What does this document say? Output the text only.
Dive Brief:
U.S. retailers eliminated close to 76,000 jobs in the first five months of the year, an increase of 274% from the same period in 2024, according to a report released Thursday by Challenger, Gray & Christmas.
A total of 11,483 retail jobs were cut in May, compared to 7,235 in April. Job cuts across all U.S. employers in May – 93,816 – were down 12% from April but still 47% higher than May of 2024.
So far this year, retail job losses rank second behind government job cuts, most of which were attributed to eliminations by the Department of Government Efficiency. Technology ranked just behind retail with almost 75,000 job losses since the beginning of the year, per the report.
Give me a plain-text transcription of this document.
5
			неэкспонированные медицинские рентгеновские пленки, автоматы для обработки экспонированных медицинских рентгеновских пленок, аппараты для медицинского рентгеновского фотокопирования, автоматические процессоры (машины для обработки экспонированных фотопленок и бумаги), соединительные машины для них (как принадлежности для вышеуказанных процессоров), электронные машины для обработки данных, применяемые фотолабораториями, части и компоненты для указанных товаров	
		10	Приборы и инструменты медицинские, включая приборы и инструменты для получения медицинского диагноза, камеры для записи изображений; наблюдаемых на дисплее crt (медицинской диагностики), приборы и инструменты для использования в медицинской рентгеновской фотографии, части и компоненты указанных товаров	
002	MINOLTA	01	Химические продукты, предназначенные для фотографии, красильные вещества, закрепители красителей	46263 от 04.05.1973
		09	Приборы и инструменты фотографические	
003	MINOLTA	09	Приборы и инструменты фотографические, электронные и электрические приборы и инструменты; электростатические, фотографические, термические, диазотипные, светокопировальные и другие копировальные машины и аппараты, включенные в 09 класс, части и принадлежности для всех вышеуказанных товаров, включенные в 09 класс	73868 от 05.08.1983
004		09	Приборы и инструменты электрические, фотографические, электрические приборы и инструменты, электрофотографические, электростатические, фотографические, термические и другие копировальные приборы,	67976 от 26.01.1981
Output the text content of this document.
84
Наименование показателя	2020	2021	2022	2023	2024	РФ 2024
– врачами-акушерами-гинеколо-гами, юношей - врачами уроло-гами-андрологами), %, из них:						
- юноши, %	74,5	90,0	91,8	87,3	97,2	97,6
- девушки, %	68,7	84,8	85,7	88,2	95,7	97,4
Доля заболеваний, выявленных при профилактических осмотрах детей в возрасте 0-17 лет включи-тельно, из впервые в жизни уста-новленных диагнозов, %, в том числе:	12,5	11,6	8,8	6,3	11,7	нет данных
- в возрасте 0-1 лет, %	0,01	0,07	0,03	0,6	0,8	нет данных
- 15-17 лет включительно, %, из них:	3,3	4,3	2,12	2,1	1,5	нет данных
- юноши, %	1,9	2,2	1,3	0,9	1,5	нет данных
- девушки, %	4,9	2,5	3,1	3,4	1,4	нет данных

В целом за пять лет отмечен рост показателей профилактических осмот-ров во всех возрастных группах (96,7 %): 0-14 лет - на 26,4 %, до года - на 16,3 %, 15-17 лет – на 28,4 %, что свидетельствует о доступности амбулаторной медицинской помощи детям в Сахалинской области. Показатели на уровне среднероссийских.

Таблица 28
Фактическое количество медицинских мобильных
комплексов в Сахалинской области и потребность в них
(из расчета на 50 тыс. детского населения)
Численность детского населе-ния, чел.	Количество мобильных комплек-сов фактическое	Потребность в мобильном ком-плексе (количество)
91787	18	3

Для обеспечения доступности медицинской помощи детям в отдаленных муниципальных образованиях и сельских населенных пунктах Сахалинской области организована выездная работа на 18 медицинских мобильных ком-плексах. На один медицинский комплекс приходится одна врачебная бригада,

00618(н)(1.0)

--- --- ---

Give back all the records exactly as they stand.

◆ RESPONSE
What does this document say? Output the text only.
Dive Brief:
U.S. retailers eliminated close to 76,000 jobs in the first five months of the year, an increase of 274% from the same period in 2024, according to a report released Thursday by Challenger, Gray & Christmas.
A total of 11,483 retail jobs were cut in May, compared to 7,235 in April. Job cuts across all U.S. employers in May – 93,816 – were down 12% from April but still 47% higher than May of 2024.
So far this year, retail job losses rank second behind government job cuts, most of which were attributed to eliminations by the Department of Government Efficiency. Technology ranked just behind retail with almost 75,000 job losses since the beginning of the year, per the report.
Give me a plain-text transcription of this document.
5
			неэкспонированные медицинские рентгеновские пленки, автоматы для обработки экспонированных медицинских рентгеновских пленок, аппараты для медицинского рентгеновского фотокопирования, автоматические процессоры (машины для обработки экспонированных фотопленок и бумаги), соединительные машины для них (как принадлежности для вышеуказанных процессоров), электронные машины для обработки данных, применяемые фотолабораториями, части и компоненты для указанных товаров	
		10	Приборы и инструменты медицинские, включая приборы и инструменты для получения медицинского диагноза, камеры для записи изображений; наблюдаемых на дисплее crt (медицинской диагностики), приборы и инструменты для использования в медицинской рентгеновской фотографии, части и компоненты указанных товаров	
002	MINOLTA	01	Химические продукты, предназначенные для фотографии, красильные вещества, закрепители красителей	46263 от 04.05.1973
		09	Приборы и инструменты фотографические	
003	MINOLTA	09	Приборы и инструменты фотографические, электронные и электрические приборы и инструменты; электростатические, фотографические, термические, диазотипные, светокопировальные и другие копировальные машины и аппараты, включенные в 09 класс, части и принадлежности для всех вышеуказанных товаров, включенные в 09 класс	73868 от 05.08.1983
004		09	Приборы и инструменты электрические, фотографические, электрические приборы и инструменты, электрофотографические, электростатические, фотографические, термические и другие копировальные приборы,	67976 от 26.01.1981
Output the text content of this document.
84
Наименование показателя	2020	2021	2022	2023	2024	РФ 2024
– врачами-акушерами-гинеколо-гами, юношей - врачами уроло-гами-андрологами), %, из них:						
- юноши, %	74,5	90,0	91,8	87,3	97,2	97,6
- девушки, %	68,7	84,8	85,7	88,2	95,7	97,4
Доля заболеваний, выявленных при профилактических осмотрах детей в возрасте 0-17 лет включи-тельно, из впервые в жизни уста-новленных диагнозов, %, в том числе:	12,5	11,6	8,8	6,3	11,7	нет данных
- в возрасте 0-1 лет, %	0,01	0,07	0,03	0,6	0,8	нет данных
- 15-17 лет включительно, %, из них:	3,3	4,3	2,12	2,1	1,5	нет данных
- юноши, %	1,9	2,2	1,3	0,9	1,5	нет данных
- девушки, %	4,9	2,5	3,1	3,4	1,4	нет данных

В целом за пять лет отмечен рост показателей профилактических осмот-ров во всех возрастных группах (96,7 %): 0-14 лет - на 26,4 %, до года - на 16,3 %, 15-17 лет – на 28,4 %, что свидетельствует о доступности амбулаторной медицинской помощи детям в Сахалинской области. Показатели на уровне среднероссийских.

Таблица 28
Фактическое количество медицинских мобильных
комплексов в Сахалинской области и потребность в них
(из расчета на 50 тыс. детского населения)
Численность детского населе-ния, чел.	Количество мобильных комплек-сов фактическое	Потребность в мобильном ком-плексе (количество)
91787	18	3

Для обеспечения доступности медицинской помощи детям в отдаленных муниципальных образованиях и сельских населенных пунктах Сахалинской области организована выездная работа на 18 медицинских мобильных ком-плексах. На один медицинский комплекс приходится одна врачебная бригада,

00618(н)(1.0)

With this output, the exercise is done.